Start of Block

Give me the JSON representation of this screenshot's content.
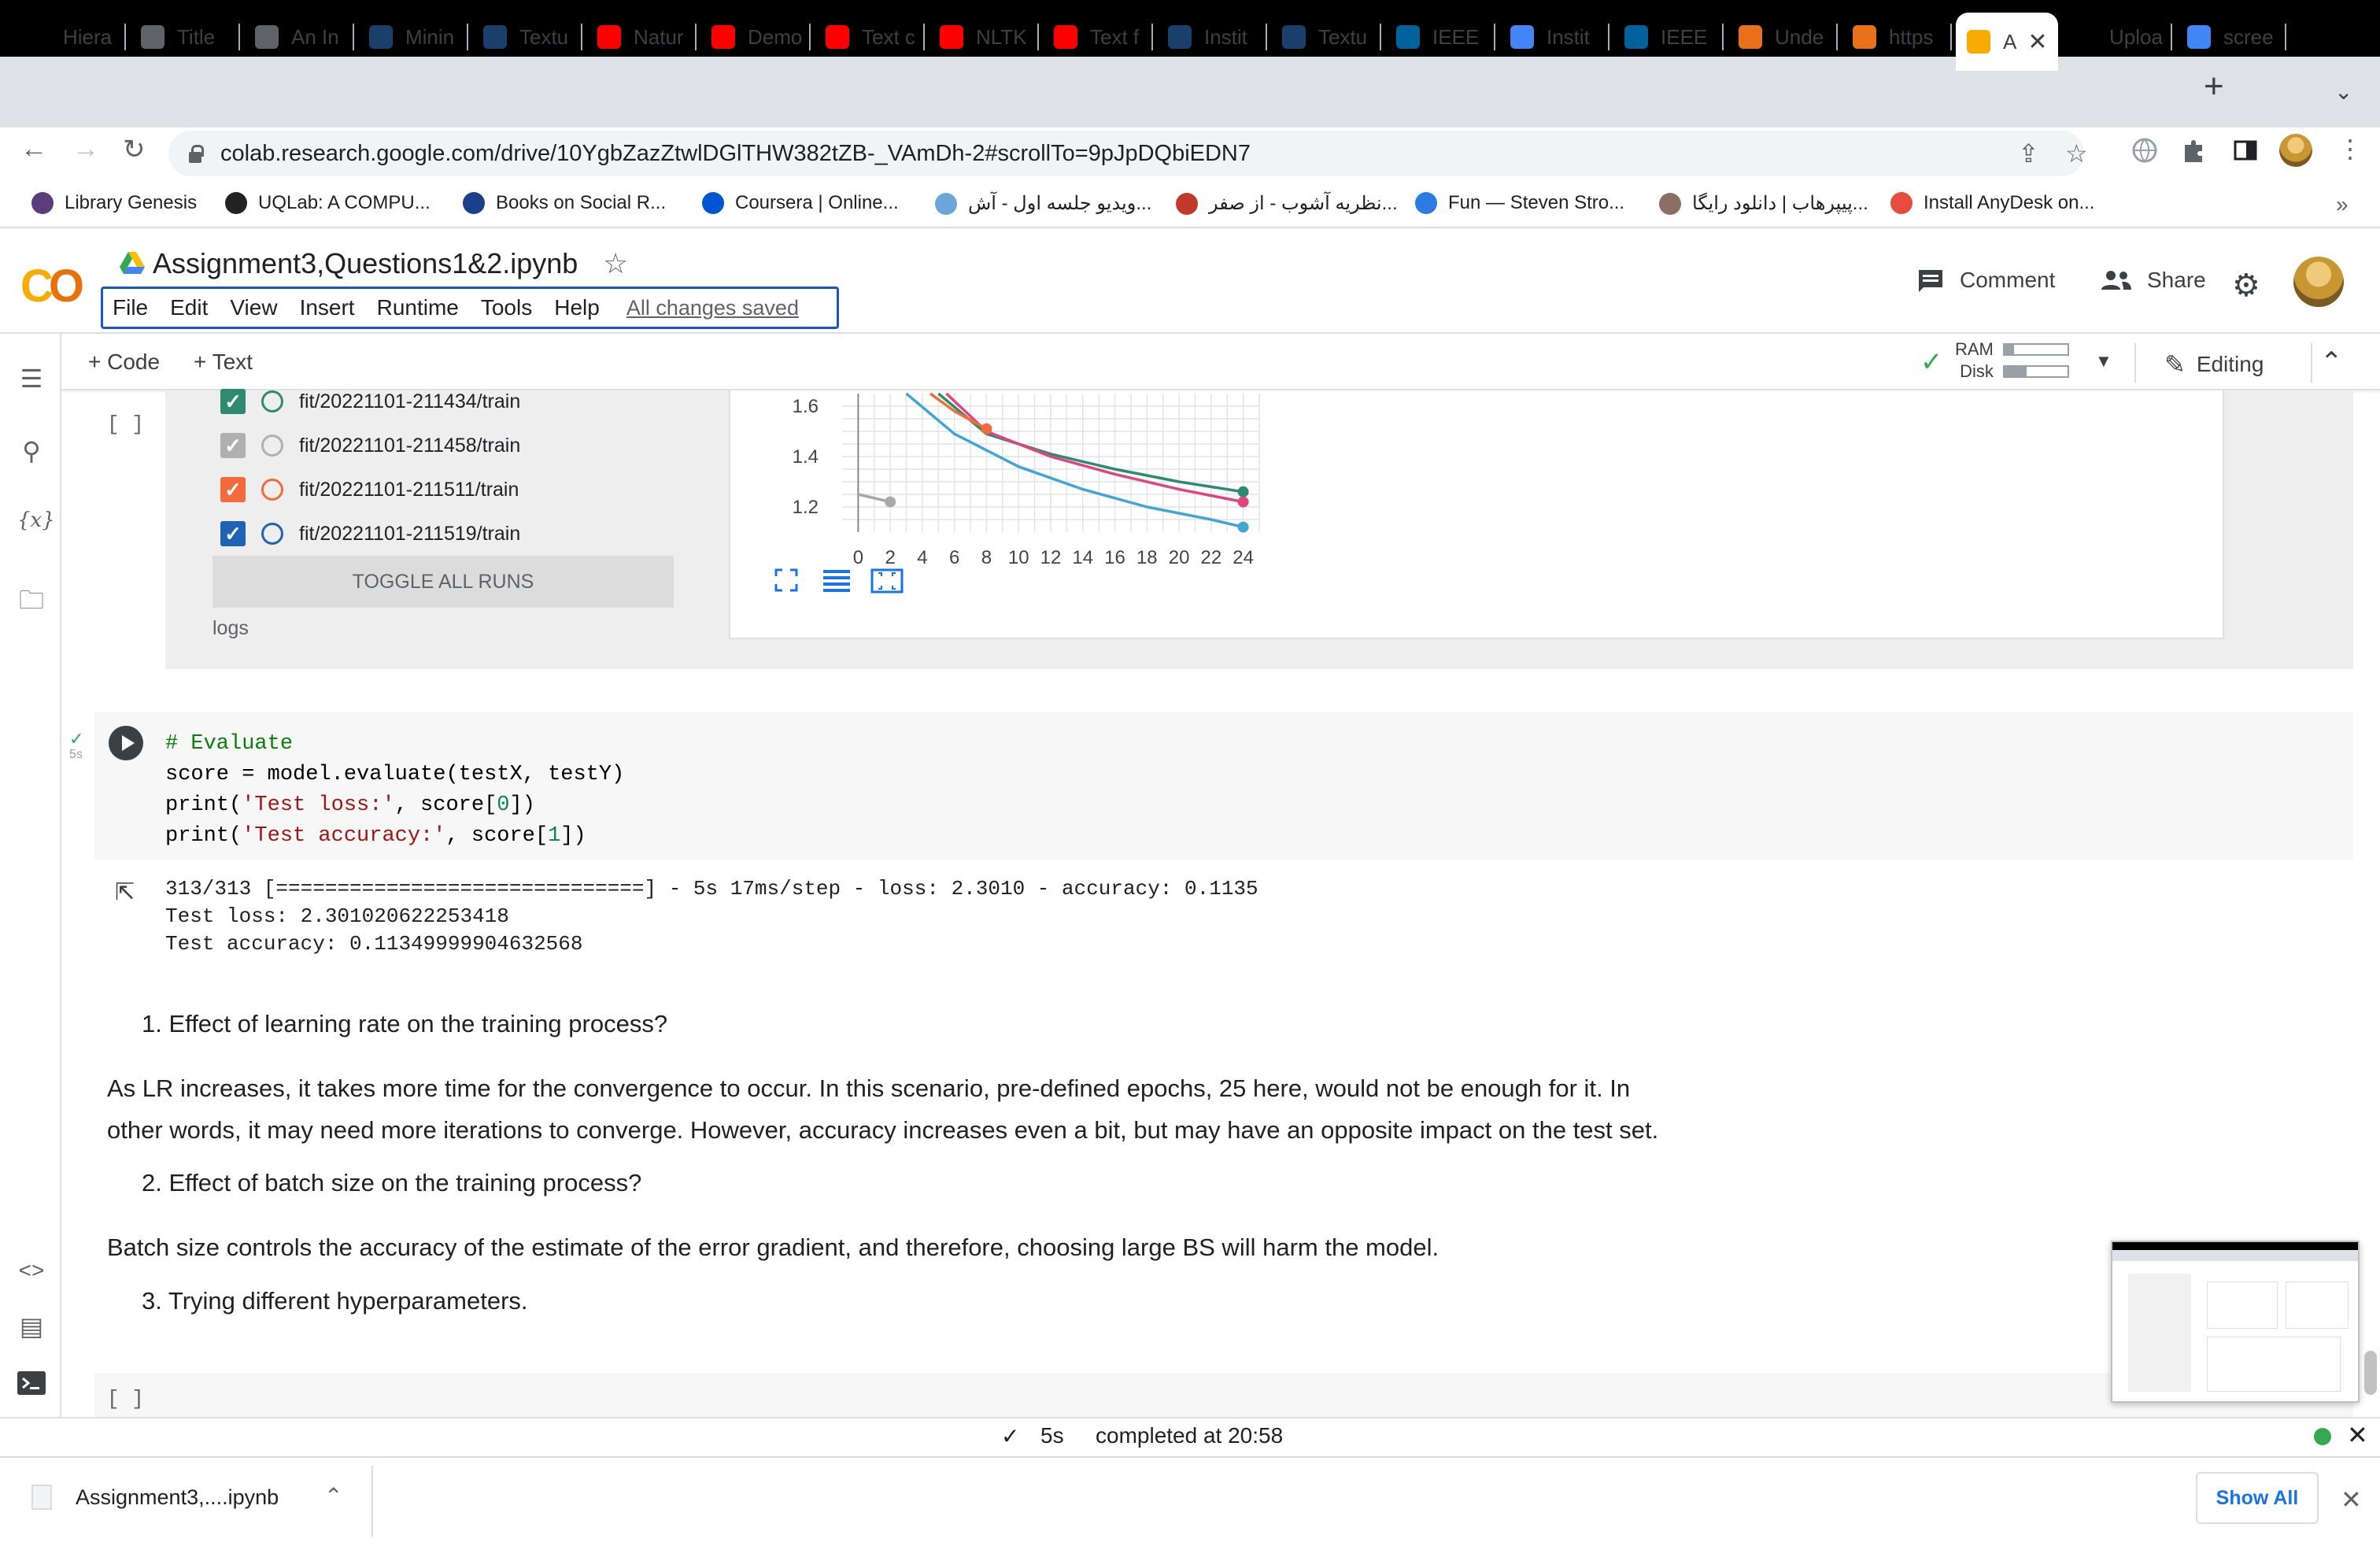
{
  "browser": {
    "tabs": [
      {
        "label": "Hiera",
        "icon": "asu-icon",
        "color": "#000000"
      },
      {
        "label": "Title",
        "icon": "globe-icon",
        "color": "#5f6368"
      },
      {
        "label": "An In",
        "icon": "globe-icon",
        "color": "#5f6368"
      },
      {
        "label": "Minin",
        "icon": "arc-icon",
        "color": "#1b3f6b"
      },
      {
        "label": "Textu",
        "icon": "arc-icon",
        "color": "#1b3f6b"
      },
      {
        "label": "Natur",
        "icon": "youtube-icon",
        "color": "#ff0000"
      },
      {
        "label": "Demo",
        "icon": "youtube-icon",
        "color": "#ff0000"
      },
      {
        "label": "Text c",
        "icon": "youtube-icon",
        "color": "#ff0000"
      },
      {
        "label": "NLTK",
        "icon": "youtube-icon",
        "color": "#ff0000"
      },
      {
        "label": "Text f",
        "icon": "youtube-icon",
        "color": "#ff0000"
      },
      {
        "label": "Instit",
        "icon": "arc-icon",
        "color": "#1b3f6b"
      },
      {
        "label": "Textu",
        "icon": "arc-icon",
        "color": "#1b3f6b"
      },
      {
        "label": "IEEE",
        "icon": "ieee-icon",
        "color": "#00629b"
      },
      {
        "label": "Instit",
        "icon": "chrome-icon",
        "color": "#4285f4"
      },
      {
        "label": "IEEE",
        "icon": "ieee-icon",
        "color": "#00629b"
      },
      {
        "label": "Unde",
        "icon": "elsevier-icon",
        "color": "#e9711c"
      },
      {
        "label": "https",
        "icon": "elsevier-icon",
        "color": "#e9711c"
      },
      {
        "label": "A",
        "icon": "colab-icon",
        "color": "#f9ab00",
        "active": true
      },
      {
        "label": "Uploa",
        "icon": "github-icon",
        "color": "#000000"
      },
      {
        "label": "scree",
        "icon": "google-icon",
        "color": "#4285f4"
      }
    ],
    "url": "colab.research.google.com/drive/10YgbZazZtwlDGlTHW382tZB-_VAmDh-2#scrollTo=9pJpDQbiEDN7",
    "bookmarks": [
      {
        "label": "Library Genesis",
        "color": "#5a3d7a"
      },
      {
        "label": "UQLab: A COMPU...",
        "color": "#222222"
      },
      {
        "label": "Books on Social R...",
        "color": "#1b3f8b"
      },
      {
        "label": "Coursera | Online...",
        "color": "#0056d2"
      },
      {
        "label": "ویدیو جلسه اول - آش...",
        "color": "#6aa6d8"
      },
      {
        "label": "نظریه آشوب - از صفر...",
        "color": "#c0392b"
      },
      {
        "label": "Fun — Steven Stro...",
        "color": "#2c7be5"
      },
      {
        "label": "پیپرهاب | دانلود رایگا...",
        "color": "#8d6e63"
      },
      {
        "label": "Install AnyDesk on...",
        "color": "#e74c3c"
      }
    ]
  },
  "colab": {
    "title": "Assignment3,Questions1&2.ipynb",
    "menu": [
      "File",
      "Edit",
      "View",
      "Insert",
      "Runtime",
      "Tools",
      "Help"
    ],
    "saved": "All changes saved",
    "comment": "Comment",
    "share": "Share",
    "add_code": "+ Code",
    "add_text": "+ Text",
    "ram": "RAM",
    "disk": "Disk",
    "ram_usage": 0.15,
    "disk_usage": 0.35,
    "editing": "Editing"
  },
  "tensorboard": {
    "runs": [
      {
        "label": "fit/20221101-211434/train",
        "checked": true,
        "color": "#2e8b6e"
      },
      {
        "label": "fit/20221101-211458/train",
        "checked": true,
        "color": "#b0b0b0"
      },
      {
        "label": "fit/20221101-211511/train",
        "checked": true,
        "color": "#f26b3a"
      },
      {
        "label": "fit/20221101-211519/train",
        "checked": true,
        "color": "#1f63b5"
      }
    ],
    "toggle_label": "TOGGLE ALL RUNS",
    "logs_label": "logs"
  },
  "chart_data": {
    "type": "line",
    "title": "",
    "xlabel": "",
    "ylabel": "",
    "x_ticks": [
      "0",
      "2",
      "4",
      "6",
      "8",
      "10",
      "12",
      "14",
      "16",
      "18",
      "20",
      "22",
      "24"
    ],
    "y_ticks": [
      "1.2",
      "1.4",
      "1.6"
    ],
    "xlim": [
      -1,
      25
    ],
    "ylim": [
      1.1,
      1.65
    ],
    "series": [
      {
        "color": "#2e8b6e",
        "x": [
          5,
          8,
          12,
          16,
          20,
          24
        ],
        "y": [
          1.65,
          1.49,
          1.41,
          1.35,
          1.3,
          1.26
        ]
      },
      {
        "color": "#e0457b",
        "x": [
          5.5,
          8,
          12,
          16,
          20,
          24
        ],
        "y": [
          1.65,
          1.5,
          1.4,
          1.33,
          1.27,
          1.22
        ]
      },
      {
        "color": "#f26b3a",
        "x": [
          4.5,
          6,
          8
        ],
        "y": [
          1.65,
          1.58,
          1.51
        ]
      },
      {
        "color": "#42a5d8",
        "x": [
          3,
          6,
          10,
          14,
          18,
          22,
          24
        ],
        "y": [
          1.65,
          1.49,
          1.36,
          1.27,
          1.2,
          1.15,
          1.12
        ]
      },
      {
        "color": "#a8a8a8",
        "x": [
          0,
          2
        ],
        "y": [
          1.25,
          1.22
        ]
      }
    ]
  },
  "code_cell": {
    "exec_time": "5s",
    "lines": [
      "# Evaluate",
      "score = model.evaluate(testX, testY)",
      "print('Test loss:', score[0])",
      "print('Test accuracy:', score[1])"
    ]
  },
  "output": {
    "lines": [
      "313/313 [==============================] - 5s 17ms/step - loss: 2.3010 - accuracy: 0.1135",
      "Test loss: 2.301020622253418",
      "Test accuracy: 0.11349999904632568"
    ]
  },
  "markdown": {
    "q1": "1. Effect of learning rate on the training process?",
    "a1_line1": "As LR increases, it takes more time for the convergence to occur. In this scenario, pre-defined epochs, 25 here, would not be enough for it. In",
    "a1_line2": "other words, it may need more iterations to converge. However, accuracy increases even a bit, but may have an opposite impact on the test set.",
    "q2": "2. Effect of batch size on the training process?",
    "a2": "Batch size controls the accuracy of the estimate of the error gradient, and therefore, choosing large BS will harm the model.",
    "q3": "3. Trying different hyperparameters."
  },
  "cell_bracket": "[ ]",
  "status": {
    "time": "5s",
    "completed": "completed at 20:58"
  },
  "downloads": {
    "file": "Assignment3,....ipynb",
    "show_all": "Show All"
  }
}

End of Block

# [Task prompt]
Copy all the material exactly; omit images.

# [Answer area]
Give me the JSON representation of this screenshot's content.
{
  "browser": {
    "tabs": [
      {
        "label": "Hiera",
        "icon": "asu-icon",
        "color": "#000000"
      },
      {
        "label": "Title",
        "icon": "globe-icon",
        "color": "#5f6368"
      },
      {
        "label": "An In",
        "icon": "globe-icon",
        "color": "#5f6368"
      },
      {
        "label": "Minin",
        "icon": "arc-icon",
        "color": "#1b3f6b"
      },
      {
        "label": "Textu",
        "icon": "arc-icon",
        "color": "#1b3f6b"
      },
      {
        "label": "Natur",
        "icon": "youtube-icon",
        "color": "#ff0000"
      },
      {
        "label": "Demo",
        "icon": "youtube-icon",
        "color": "#ff0000"
      },
      {
        "label": "Text c",
        "icon": "youtube-icon",
        "color": "#ff0000"
      },
      {
        "label": "NLTK",
        "icon": "youtube-icon",
        "color": "#ff0000"
      },
      {
        "label": "Text f",
        "icon": "youtube-icon",
        "color": "#ff0000"
      },
      {
        "label": "Instit",
        "icon": "arc-icon",
        "color": "#1b3f6b"
      },
      {
        "label": "Textu",
        "icon": "arc-icon",
        "color": "#1b3f6b"
      },
      {
        "label": "IEEE",
        "icon": "ieee-icon",
        "color": "#00629b"
      },
      {
        "label": "Instit",
        "icon": "chrome-icon",
        "color": "#4285f4"
      },
      {
        "label": "IEEE",
        "icon": "ieee-icon",
        "color": "#00629b"
      },
      {
        "label": "Unde",
        "icon": "elsevier-icon",
        "color": "#e9711c"
      },
      {
        "label": "https",
        "icon": "elsevier-icon",
        "color": "#e9711c"
      },
      {
        "label": "A",
        "icon": "colab-icon",
        "color": "#f9ab00",
        "active": true
      },
      {
        "label": "Uploa",
        "icon": "github-icon",
        "color": "#000000"
      },
      {
        "label": "scree",
        "icon": "google-icon",
        "color": "#4285f4"
      }
    ],
    "url": "colab.research.google.com/drive/10YgbZazZtwlDGlTHW382tZB-_VAmDh-2#scrollTo=9pJpDQbiEDN7",
    "bookmarks": [
      {
        "label": "Library Genesis",
        "color": "#5a3d7a"
      },
      {
        "label": "UQLab: A COMPU...",
        "color": "#222222"
      },
      {
        "label": "Books on Social R...",
        "color": "#1b3f8b"
      },
      {
        "label": "Coursera | Online...",
        "color": "#0056d2"
      },
      {
        "label": "ویدیو جلسه اول - آش...",
        "color": "#6aa6d8"
      },
      {
        "label": "نظریه آشوب - از صفر...",
        "color": "#c0392b"
      },
      {
        "label": "Fun — Steven Stro...",
        "color": "#2c7be5"
      },
      {
        "label": "پیپرهاب | دانلود رایگا...",
        "color": "#8d6e63"
      },
      {
        "label": "Install AnyDesk on...",
        "color": "#e74c3c"
      }
    ]
  },
  "colab": {
    "title": "Assignment3,Questions1&2.ipynb",
    "menu": [
      "File",
      "Edit",
      "View",
      "Insert",
      "Runtime",
      "Tools",
      "Help"
    ],
    "saved": "All changes saved",
    "comment": "Comment",
    "share": "Share",
    "add_code": "+ Code",
    "add_text": "+ Text",
    "ram": "RAM",
    "disk": "Disk",
    "ram_usage": 0.15,
    "disk_usage": 0.35,
    "editing": "Editing"
  },
  "tensorboard": {
    "runs": [
      {
        "label": "fit/20221101-211434/train",
        "checked": true,
        "color": "#2e8b6e"
      },
      {
        "label": "fit/20221101-211458/train",
        "checked": true,
        "color": "#b0b0b0"
      },
      {
        "label": "fit/20221101-211511/train",
        "checked": true,
        "color": "#f26b3a"
      },
      {
        "label": "fit/20221101-211519/train",
        "checked": true,
        "color": "#1f63b5"
      }
    ],
    "toggle_label": "TOGGLE ALL RUNS",
    "logs_label": "logs"
  },
  "chart_data": {
    "type": "line",
    "title": "",
    "xlabel": "",
    "ylabel": "",
    "x_ticks": [
      "0",
      "2",
      "4",
      "6",
      "8",
      "10",
      "12",
      "14",
      "16",
      "18",
      "20",
      "22",
      "24"
    ],
    "y_ticks": [
      "1.2",
      "1.4",
      "1.6"
    ],
    "xlim": [
      -1,
      25
    ],
    "ylim": [
      1.1,
      1.65
    ],
    "series": [
      {
        "color": "#2e8b6e",
        "x": [
          5,
          8,
          12,
          16,
          20,
          24
        ],
        "y": [
          1.65,
          1.49,
          1.41,
          1.35,
          1.3,
          1.26
        ]
      },
      {
        "color": "#e0457b",
        "x": [
          5.5,
          8,
          12,
          16,
          20,
          24
        ],
        "y": [
          1.65,
          1.5,
          1.4,
          1.33,
          1.27,
          1.22
        ]
      },
      {
        "color": "#f26b3a",
        "x": [
          4.5,
          6,
          8
        ],
        "y": [
          1.65,
          1.58,
          1.51
        ]
      },
      {
        "color": "#42a5d8",
        "x": [
          3,
          6,
          10,
          14,
          18,
          22,
          24
        ],
        "y": [
          1.65,
          1.49,
          1.36,
          1.27,
          1.2,
          1.15,
          1.12
        ]
      },
      {
        "color": "#a8a8a8",
        "x": [
          0,
          2
        ],
        "y": [
          1.25,
          1.22
        ]
      }
    ]
  },
  "code_cell": {
    "exec_time": "5s",
    "lines": [
      "# Evaluate",
      "score = model.evaluate(testX, testY)",
      "print('Test loss:', score[0])",
      "print('Test accuracy:', score[1])"
    ]
  },
  "output": {
    "lines": [
      "313/313 [==============================] - 5s 17ms/step - loss: 2.3010 - accuracy: 0.1135",
      "Test loss: 2.301020622253418",
      "Test accuracy: 0.11349999904632568"
    ]
  },
  "markdown": {
    "q1": "1. Effect of learning rate on the training process?",
    "a1_line1": "As LR increases, it takes more time for the convergence to occur. In this scenario, pre-defined epochs, 25 here, would not be enough for it. In",
    "a1_line2": "other words, it may need more iterations to converge. However, accuracy increases even a bit, but may have an opposite impact on the test set.",
    "q2": "2. Effect of batch size on the training process?",
    "a2": "Batch size controls the accuracy of the estimate of the error gradient, and therefore, choosing large BS will harm the model.",
    "q3": "3. Trying different hyperparameters."
  },
  "cell_bracket": "[ ]",
  "status": {
    "time": "5s",
    "completed": "completed at 20:58"
  },
  "downloads": {
    "file": "Assignment3,....ipynb",
    "show_all": "Show All"
  }
}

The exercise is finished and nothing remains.